- **Input rows**
—————

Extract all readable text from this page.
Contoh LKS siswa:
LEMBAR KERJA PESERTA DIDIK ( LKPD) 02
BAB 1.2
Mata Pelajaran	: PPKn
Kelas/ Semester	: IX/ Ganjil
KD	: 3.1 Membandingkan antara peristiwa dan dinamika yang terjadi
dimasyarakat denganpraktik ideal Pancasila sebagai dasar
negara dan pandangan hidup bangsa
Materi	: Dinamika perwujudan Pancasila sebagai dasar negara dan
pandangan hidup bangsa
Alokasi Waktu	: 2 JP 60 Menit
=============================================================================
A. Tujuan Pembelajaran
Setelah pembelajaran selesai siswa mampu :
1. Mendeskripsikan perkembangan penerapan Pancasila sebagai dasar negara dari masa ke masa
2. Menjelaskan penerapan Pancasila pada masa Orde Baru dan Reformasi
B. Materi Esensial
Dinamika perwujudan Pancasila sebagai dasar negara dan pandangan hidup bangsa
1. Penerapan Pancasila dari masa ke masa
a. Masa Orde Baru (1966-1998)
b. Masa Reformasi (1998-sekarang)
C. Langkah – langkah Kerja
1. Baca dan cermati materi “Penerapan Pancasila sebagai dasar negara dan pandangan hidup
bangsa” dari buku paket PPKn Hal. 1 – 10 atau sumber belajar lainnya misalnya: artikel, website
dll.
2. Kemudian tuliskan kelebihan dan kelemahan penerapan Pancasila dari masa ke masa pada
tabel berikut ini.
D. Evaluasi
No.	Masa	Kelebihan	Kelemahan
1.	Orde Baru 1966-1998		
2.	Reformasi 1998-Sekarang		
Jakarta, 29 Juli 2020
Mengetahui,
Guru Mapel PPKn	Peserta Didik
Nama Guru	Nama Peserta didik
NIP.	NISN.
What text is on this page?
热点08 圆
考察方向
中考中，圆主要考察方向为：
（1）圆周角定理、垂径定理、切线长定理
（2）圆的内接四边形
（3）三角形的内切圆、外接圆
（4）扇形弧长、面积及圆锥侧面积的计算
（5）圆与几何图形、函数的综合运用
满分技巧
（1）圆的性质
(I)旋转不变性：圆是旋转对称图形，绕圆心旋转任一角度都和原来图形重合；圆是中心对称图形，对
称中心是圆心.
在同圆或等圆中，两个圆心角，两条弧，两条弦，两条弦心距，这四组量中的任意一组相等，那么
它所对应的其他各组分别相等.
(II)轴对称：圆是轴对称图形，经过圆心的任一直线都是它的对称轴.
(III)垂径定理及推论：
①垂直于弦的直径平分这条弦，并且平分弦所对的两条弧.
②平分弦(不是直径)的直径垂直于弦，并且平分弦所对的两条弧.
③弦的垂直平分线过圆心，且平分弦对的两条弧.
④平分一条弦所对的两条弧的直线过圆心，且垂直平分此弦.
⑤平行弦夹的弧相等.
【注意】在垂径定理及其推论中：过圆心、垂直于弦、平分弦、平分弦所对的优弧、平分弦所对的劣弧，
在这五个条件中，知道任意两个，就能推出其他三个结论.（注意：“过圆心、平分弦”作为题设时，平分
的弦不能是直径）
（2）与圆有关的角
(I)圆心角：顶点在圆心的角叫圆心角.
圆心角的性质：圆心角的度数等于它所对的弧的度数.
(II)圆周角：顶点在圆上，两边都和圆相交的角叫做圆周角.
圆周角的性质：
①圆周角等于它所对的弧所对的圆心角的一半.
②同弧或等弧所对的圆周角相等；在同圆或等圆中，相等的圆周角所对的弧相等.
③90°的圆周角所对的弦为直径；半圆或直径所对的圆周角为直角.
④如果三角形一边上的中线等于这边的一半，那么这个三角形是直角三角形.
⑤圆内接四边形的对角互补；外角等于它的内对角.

—————

- **Goal of the exercise**
How many lines in the records above contain the word "sebagai"? Reply with the number alone.

- **Answer below**
5